## AIM
State how many lines of the entries include the string "tema", please, leaving out everything but the number.

## EXCERPTED RECORDS
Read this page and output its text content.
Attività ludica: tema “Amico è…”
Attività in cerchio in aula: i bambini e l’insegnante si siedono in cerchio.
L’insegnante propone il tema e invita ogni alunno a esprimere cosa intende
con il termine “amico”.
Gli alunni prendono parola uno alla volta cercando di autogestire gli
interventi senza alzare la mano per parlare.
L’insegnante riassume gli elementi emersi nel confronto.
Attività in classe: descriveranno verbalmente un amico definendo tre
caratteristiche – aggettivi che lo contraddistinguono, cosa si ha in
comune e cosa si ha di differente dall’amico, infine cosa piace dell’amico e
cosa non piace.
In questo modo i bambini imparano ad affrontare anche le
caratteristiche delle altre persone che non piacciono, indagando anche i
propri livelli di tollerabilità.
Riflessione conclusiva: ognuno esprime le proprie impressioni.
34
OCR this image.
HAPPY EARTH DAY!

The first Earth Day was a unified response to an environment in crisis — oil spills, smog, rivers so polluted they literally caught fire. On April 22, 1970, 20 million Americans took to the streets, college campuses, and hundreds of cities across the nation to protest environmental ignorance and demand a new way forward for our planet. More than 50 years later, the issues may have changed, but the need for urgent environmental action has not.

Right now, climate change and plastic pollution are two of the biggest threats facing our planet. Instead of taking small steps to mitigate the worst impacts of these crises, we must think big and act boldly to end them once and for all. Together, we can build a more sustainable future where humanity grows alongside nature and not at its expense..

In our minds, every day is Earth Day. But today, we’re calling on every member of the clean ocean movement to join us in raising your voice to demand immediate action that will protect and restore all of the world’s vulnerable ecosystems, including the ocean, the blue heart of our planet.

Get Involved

## ANSWER
2